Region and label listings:

══════

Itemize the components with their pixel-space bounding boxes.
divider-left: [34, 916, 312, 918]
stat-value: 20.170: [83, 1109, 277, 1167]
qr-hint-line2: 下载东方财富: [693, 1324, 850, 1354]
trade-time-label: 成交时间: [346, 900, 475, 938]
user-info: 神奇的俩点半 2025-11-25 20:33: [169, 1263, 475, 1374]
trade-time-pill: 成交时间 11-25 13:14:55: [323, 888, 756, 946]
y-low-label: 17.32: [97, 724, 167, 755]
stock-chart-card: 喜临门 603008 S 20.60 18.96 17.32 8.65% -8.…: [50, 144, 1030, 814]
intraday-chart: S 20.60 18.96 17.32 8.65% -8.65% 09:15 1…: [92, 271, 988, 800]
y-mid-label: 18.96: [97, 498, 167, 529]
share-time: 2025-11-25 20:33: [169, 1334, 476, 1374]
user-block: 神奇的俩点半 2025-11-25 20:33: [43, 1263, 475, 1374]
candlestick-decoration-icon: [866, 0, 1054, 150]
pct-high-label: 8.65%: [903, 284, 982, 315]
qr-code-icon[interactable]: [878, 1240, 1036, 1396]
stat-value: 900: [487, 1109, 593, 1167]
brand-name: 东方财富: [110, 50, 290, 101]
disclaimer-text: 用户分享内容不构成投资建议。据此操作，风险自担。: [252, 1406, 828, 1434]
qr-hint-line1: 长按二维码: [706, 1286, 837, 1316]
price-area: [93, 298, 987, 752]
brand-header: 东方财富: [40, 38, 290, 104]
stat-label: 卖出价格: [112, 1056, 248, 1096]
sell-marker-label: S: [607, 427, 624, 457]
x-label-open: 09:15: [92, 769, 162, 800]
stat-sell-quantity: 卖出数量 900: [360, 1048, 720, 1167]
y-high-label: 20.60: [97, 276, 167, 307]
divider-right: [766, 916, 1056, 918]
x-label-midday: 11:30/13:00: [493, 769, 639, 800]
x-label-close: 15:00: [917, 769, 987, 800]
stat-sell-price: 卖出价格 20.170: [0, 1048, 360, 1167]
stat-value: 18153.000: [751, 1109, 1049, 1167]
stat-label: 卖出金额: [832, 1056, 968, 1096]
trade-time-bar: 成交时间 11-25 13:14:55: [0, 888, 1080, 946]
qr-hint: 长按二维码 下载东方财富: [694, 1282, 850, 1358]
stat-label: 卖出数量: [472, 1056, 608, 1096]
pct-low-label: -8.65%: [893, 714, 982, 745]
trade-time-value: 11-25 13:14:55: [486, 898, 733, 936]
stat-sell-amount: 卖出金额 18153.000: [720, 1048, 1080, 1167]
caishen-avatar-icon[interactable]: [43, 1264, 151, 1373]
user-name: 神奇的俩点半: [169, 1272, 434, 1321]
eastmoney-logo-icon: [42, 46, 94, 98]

══════

• **AIM OF THE EXERCISE**
Copy out every line of the data above verbatim, keeping all text and coordinates unchanged.

• **ANSWER IN FULL**
Itemize the components with their pixel-space bounding boxes.
divider-left: [34, 916, 312, 918]
stat-value: 20.170: [83, 1109, 277, 1167]
qr-hint-line2: 下载东方财富: [693, 1324, 850, 1354]
trade-time-label: 成交时间: [346, 900, 475, 938]
user-info: 神奇的俩点半 2025-11-25 20:33: [169, 1263, 475, 1374]
trade-time-pill: 成交时间 11-25 13:14:55: [323, 888, 756, 946]
y-low-label: 17.32: [97, 724, 167, 755]
stock-chart-card: 喜临门 603008 S 20.60 18.96 17.32 8.65% -8.…: [50, 144, 1030, 814]
intraday-chart: S 20.60 18.96 17.32 8.65% -8.65% 09:15 1…: [92, 271, 988, 800]
y-mid-label: 18.96: [97, 498, 167, 529]
share-time: 2025-11-25 20:33: [169, 1334, 476, 1374]
user-block: 神奇的俩点半 2025-11-25 20:33: [43, 1263, 475, 1374]
candlestick-decoration-icon: [866, 0, 1054, 150]
pct-high-label: 8.65%: [903, 284, 982, 315]
qr-code-icon[interactable]: [878, 1240, 1036, 1396]
stat-value: 900: [487, 1109, 593, 1167]
brand-name: 东方财富: [110, 50, 290, 101]
disclaimer-text: 用户分享内容不构成投资建议。据此操作，风险自担。: [252, 1406, 828, 1434]
qr-hint-line1: 长按二维码: [706, 1286, 837, 1316]
price-area: [93, 298, 987, 752]
brand-header: 东方财富: [40, 38, 290, 104]
stat-label: 卖出价格: [112, 1056, 248, 1096]
sell-marker-label: S: [607, 427, 624, 457]
x-label-open: 09:15: [92, 769, 162, 800]
stat-sell-quantity: 卖出数量 900: [360, 1048, 720, 1167]
y-high-label: 20.60: [97, 276, 167, 307]
divider-right: [766, 916, 1056, 918]
x-label-midday: 11:30/13:00: [493, 769, 639, 800]
x-label-close: 15:00: [917, 769, 987, 800]
stat-sell-price: 卖出价格 20.170: [0, 1048, 360, 1167]
stat-value: 18153.000: [751, 1109, 1049, 1167]
stat-label: 卖出金额: [832, 1056, 968, 1096]
trade-time-bar: 成交时间 11-25 13:14:55: [0, 888, 1080, 946]
qr-hint: 长按二维码 下载东方财富: [694, 1282, 850, 1358]
stat-label: 卖出数量: [472, 1056, 608, 1096]
pct-low-label: -8.65%: [893, 714, 982, 745]
trade-time-value: 11-25 13:14:55: [486, 898, 733, 936]
stat-sell-amount: 卖出金额 18153.000: [720, 1048, 1080, 1167]
caishen-avatar-icon[interactable]: [43, 1264, 151, 1373]
user-name: 神奇的俩点半: [169, 1272, 434, 1321]
eastmoney-logo-icon: [42, 46, 94, 98]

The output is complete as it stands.